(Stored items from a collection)
_ _ _ _ _ _ _

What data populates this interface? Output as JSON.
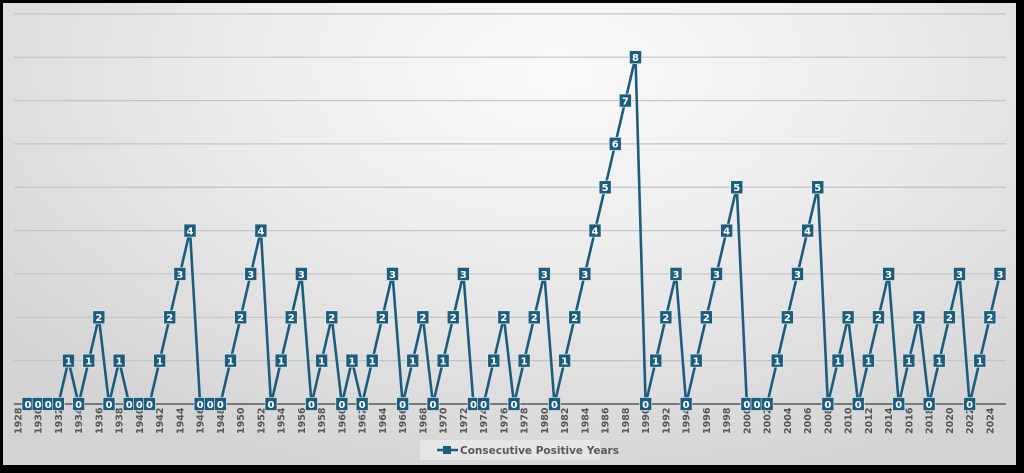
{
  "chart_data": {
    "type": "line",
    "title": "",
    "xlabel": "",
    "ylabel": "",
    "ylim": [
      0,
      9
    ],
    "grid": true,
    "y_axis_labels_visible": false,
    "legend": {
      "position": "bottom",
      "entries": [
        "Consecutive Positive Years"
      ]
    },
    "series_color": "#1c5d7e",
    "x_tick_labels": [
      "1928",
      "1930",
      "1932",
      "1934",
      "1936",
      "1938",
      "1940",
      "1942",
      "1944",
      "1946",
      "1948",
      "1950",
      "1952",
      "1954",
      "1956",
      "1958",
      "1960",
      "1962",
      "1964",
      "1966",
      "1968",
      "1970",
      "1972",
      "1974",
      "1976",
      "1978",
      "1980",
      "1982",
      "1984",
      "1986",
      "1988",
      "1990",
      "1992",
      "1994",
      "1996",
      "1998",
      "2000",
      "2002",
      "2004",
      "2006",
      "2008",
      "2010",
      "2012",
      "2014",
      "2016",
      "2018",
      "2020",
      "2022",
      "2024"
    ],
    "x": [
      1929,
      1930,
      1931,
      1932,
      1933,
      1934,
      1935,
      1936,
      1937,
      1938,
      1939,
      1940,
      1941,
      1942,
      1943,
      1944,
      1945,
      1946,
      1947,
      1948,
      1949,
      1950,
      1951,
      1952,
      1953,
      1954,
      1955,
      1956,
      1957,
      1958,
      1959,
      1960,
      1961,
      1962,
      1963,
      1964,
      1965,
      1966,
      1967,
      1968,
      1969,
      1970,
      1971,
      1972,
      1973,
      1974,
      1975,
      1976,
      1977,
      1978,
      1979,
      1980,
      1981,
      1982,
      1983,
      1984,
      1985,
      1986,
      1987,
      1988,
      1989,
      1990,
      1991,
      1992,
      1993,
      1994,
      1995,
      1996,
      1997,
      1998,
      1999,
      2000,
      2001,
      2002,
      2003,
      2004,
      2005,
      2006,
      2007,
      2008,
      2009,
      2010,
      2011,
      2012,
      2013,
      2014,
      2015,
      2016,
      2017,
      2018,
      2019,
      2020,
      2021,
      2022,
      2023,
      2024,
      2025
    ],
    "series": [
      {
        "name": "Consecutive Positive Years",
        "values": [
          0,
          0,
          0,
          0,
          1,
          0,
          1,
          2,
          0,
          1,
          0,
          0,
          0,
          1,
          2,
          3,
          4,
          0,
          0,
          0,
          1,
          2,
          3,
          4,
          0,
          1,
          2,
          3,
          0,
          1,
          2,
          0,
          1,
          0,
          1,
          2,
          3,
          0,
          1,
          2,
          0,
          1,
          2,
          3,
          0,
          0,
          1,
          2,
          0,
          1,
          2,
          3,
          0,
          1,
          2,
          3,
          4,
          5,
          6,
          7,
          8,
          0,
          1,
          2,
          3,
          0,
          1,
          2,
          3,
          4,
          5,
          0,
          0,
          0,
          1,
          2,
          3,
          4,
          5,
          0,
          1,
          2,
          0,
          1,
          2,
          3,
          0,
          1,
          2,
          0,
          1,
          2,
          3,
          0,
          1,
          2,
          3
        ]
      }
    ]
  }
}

_ _ _ _ _ _ _

*What to produce*.
Copy out all the entries exactly. Images stay out of the copy.

*Solution below*.
What data populates this interface? Output as JSON.
{
  "chart_data": {
    "type": "line",
    "title": "",
    "xlabel": "",
    "ylabel": "",
    "ylim": [
      0,
      9
    ],
    "grid": true,
    "y_axis_labels_visible": false,
    "legend": {
      "position": "bottom",
      "entries": [
        "Consecutive Positive Years"
      ]
    },
    "series_color": "#1c5d7e",
    "x_tick_labels": [
      "1928",
      "1930",
      "1932",
      "1934",
      "1936",
      "1938",
      "1940",
      "1942",
      "1944",
      "1946",
      "1948",
      "1950",
      "1952",
      "1954",
      "1956",
      "1958",
      "1960",
      "1962",
      "1964",
      "1966",
      "1968",
      "1970",
      "1972",
      "1974",
      "1976",
      "1978",
      "1980",
      "1982",
      "1984",
      "1986",
      "1988",
      "1990",
      "1992",
      "1994",
      "1996",
      "1998",
      "2000",
      "2002",
      "2004",
      "2006",
      "2008",
      "2010",
      "2012",
      "2014",
      "2016",
      "2018",
      "2020",
      "2022",
      "2024"
    ],
    "x": [
      1929,
      1930,
      1931,
      1932,
      1933,
      1934,
      1935,
      1936,
      1937,
      1938,
      1939,
      1940,
      1941,
      1942,
      1943,
      1944,
      1945,
      1946,
      1947,
      1948,
      1949,
      1950,
      1951,
      1952,
      1953,
      1954,
      1955,
      1956,
      1957,
      1958,
      1959,
      1960,
      1961,
      1962,
      1963,
      1964,
      1965,
      1966,
      1967,
      1968,
      1969,
      1970,
      1971,
      1972,
      1973,
      1974,
      1975,
      1976,
      1977,
      1978,
      1979,
      1980,
      1981,
      1982,
      1983,
      1984,
      1985,
      1986,
      1987,
      1988,
      1989,
      1990,
      1991,
      1992,
      1993,
      1994,
      1995,
      1996,
      1997,
      1998,
      1999,
      2000,
      2001,
      2002,
      2003,
      2004,
      2005,
      2006,
      2007,
      2008,
      2009,
      2010,
      2011,
      2012,
      2013,
      2014,
      2015,
      2016,
      2017,
      2018,
      2019,
      2020,
      2021,
      2022,
      2023,
      2024,
      2025
    ],
    "series": [
      {
        "name": "Consecutive Positive Years",
        "values": [
          0,
          0,
          0,
          0,
          1,
          0,
          1,
          2,
          0,
          1,
          0,
          0,
          0,
          1,
          2,
          3,
          4,
          0,
          0,
          0,
          1,
          2,
          3,
          4,
          0,
          1,
          2,
          3,
          0,
          1,
          2,
          0,
          1,
          0,
          1,
          2,
          3,
          0,
          1,
          2,
          0,
          1,
          2,
          3,
          0,
          0,
          1,
          2,
          0,
          1,
          2,
          3,
          0,
          1,
          2,
          3,
          4,
          5,
          6,
          7,
          8,
          0,
          1,
          2,
          3,
          0,
          1,
          2,
          3,
          4,
          5,
          0,
          0,
          0,
          1,
          2,
          3,
          4,
          5,
          0,
          1,
          2,
          0,
          1,
          2,
          3,
          0,
          1,
          2,
          0,
          1,
          2,
          3,
          0,
          1,
          2,
          3
        ]
      }
    ]
  }
}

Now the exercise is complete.